==== PROVIDED RECORDS ====

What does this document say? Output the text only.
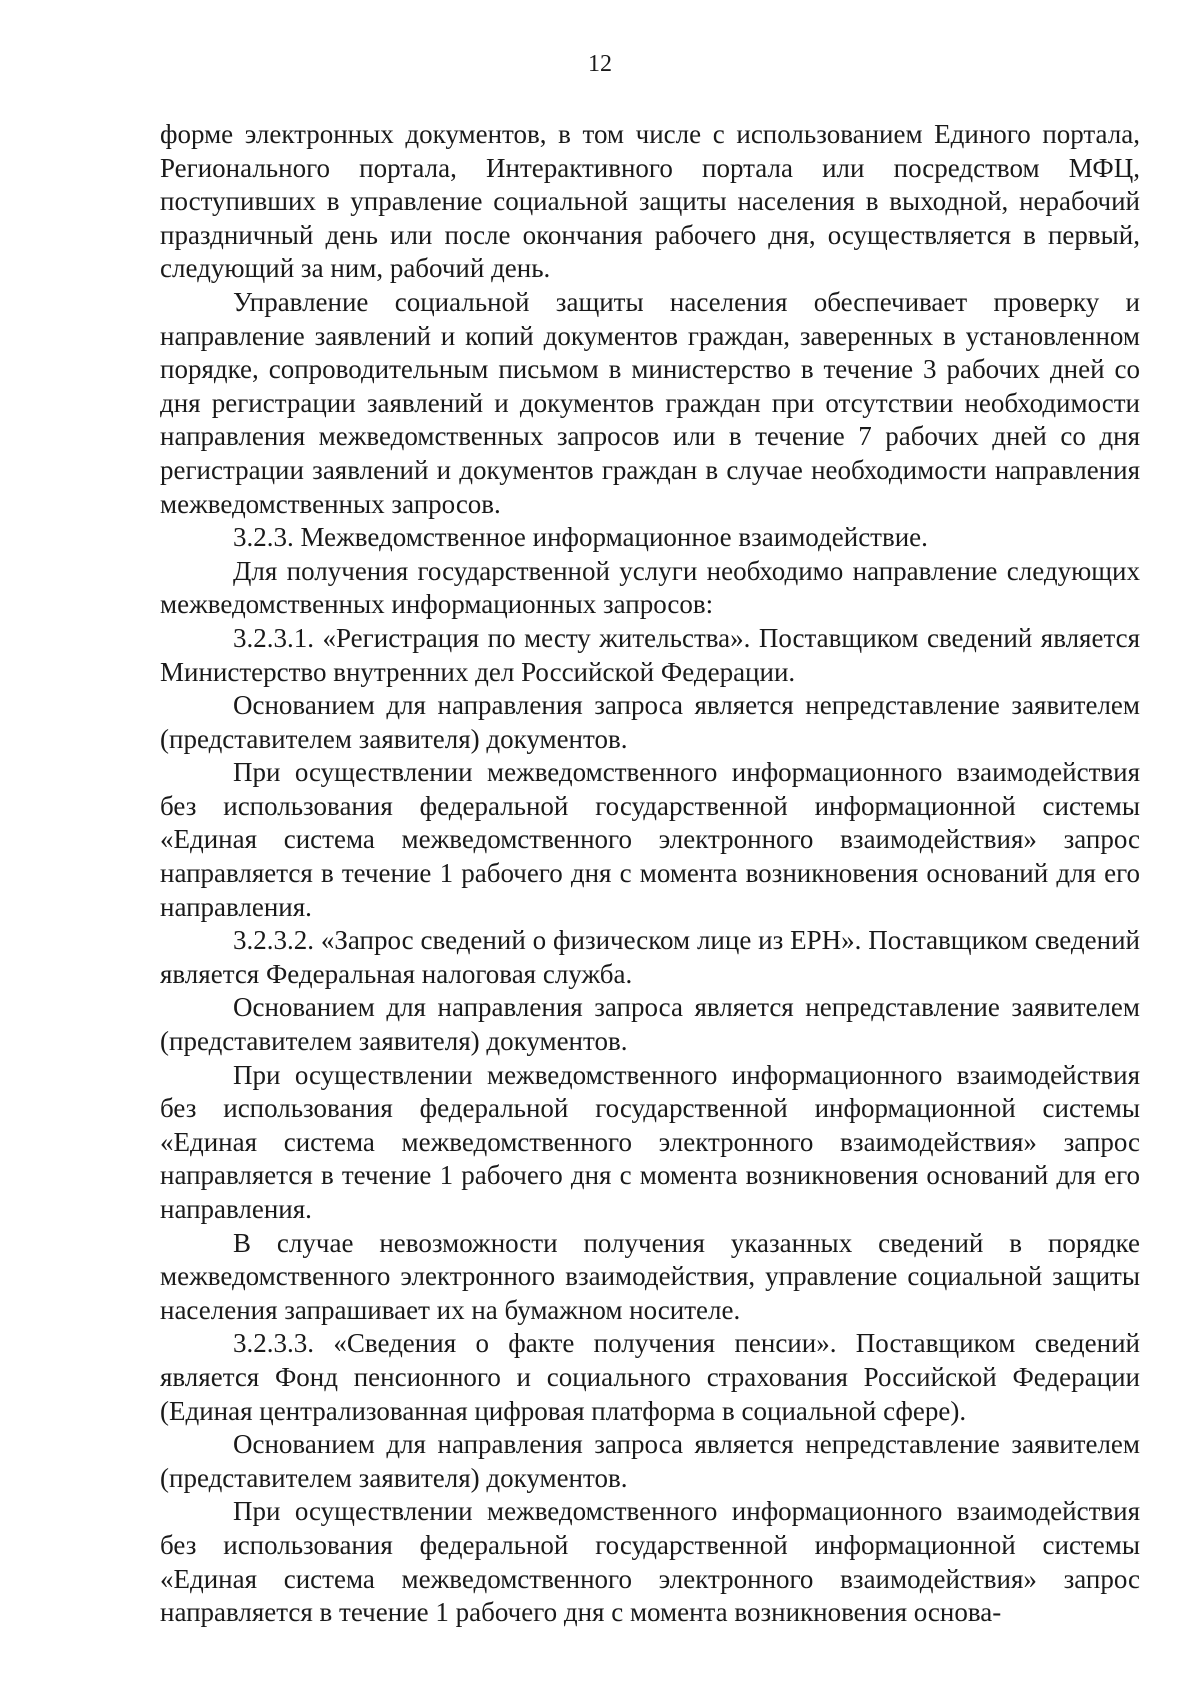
12

форме электронных документов, в том числе с использованием Единого портала, Регионального портала, Интерактивного портала или посредством МФЦ, поступивших в управление социальной защиты населения в выходной, нерабочий праздничный день или после окончания рабочего дня, осуществляется в первый, следующий за ним, рабочий день.

Управление социальной защиты населения обеспечивает проверку и направление заявлений и копий документов граждан, заверенных в установленном порядке, сопроводительным письмом в министерство в течение 3 рабочих дней со дня регистрации заявлений и документов граждан при отсутствии необходимости направления межведомственных запросов или в течение 7 рабочих дней со дня регистрации заявлений и документов граждан в случае необходимости направления межведомственных запросов.

3.2.3. Межведомственное информационное взаимодействие.

Для получения государственной услуги необходимо направление следующих межведомственных информационных запросов:

3.2.3.1. «Регистрация по месту жительства». Поставщиком сведений является Министерство внутренних дел Российской Федерации.

Основанием для направления запроса является непредставление заявителем (представителем заявителя) документов.

При осуществлении межведомственного информационного взаимодействия без использования федеральной государственной информационной системы «Единая система межведомственного электронного взаимодействия» запрос направляется в течение 1 рабочего дня с момента возникновения оснований для его направления.

3.2.3.2. «Запрос сведений о физическом лице из ЕРН». Поставщиком сведений является Федеральная налоговая служба.

Основанием для направления запроса является непредставление заявителем (представителем заявителя) документов.

При осуществлении межведомственного информационного взаимодействия без использования федеральной государственной информационной системы «Единая система межведомственного электронного взаимодействия» запрос направляется в течение 1 рабочего дня с момента возникновения оснований для его направления.

В случае невозможности получения указанных сведений в порядке межведомственного электронного взаимодействия, управление социальной защиты населения запрашивает их на бумажном носителе.

3.2.3.3. «Сведения о факте получения пенсии». Поставщиком сведений является Фонд пенсионного и социального страхования Российской Федерации (Единая централизованная цифровая платформа в социальной сфере).

Основанием для направления запроса является непредставление заявителем (представителем заявителя) документов.

При осуществлении межведомственного информационного взаимодействия без использования федеральной государственной информационной системы «Единая система межведомственного электронного взаимодействия» запрос направляется в течение 1 рабочего дня с момента возникновения основа-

====

#### [TASK PROMPT]
Pictures in the records must not appear in the copy; transcribe everything else precisely.

#### [ANSWER TO THE PROBLEM]
What does this document say? Output the text only.
12

форме электронных документов, в том числе с использованием Единого портала, Регионального портала, Интерактивного портала или посредством МФЦ, поступивших в управление социальной защиты населения в выходной, нерабочий праздничный день или после окончания рабочего дня, осуществляется в первый, следующий за ним, рабочий день.

Управление социальной защиты населения обеспечивает проверку и направление заявлений и копий документов граждан, заверенных в установленном порядке, сопроводительным письмом в министерство в течение 3 рабочих дней со дня регистрации заявлений и документов граждан при отсутствии необходимости направления межведомственных запросов или в течение 7 рабочих дней со дня регистрации заявлений и документов граждан в случае необходимости направления межведомственных запросов.

3.2.3. Межведомственное информационное взаимодействие.

Для получения государственной услуги необходимо направление следующих межведомственных информационных запросов:

3.2.3.1. «Регистрация по месту жительства». Поставщиком сведений является Министерство внутренних дел Российской Федерации.

Основанием для направления запроса является непредставление заявителем (представителем заявителя) документов.

При осуществлении межведомственного информационного взаимодействия без использования федеральной государственной информационной системы «Единая система межведомственного электронного взаимодействия» запрос направляется в течение 1 рабочего дня с момента возникновения оснований для его направления.

3.2.3.2. «Запрос сведений о физическом лице из ЕРН». Поставщиком сведений является Федеральная налоговая служба.

Основанием для направления запроса является непредставление заявителем (представителем заявителя) документов.

При осуществлении межведомственного информационного взаимодействия без использования федеральной государственной информационной системы «Единая система межведомственного электронного взаимодействия» запрос направляется в течение 1 рабочего дня с момента возникновения оснований для его направления.

В случае невозможности получения указанных сведений в порядке межведомственного электронного взаимодействия, управление социальной защиты населения запрашивает их на бумажном носителе.

3.2.3.3. «Сведения о факте получения пенсии». Поставщиком сведений является Фонд пенсионного и социального страхования Российской Федерации (Единая централизованная цифровая платформа в социальной сфере).

Основанием для направления запроса является непредставление заявителем (представителем заявителя) документов.

При осуществлении межведомственного информационного взаимодействия без использования федеральной государственной информационной системы «Единая система межведомственного электронного взаимодействия» запрос направляется в течение 1 рабочего дня с момента возникновения основа-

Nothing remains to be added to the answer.